== Task statement ==
Return the number of lines in which the word "during" appears; add nothing else.

------------------------

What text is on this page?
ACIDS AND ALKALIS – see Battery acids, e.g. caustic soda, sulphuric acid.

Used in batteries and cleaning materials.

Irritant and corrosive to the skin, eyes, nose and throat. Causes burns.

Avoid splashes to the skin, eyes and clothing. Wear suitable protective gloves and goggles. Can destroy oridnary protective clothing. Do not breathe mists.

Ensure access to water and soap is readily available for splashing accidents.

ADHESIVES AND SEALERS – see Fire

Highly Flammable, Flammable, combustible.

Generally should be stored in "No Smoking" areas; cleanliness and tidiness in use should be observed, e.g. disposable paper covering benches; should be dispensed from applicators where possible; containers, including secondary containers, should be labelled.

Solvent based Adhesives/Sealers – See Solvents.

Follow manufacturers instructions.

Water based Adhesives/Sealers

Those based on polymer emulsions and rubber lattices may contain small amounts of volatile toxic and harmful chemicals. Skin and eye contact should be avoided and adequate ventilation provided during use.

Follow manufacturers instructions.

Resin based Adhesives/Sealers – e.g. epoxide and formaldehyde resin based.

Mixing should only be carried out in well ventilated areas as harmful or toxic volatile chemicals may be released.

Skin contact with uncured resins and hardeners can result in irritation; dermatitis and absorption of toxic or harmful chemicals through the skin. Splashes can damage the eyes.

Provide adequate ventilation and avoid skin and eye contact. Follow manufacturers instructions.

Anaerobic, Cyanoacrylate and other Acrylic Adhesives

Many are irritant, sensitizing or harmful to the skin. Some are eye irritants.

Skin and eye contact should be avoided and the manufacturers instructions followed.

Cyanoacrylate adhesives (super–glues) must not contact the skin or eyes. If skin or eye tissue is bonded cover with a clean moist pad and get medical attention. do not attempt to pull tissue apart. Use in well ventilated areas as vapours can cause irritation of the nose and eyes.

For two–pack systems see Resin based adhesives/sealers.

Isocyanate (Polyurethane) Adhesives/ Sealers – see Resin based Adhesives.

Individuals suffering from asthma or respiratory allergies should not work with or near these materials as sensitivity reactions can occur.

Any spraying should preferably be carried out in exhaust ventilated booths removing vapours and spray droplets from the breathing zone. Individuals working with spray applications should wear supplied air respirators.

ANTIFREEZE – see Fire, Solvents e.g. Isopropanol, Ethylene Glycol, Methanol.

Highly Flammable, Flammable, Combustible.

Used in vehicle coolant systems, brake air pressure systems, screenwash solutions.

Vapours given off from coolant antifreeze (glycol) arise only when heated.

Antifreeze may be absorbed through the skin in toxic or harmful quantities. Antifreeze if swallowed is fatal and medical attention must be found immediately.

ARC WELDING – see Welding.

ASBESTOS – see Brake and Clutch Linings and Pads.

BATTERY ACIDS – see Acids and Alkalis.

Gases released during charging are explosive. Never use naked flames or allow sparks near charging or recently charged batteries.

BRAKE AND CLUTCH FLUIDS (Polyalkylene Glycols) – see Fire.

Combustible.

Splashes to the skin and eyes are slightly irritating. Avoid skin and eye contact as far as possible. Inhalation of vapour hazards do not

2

------------------------

== Completed exercise ==
2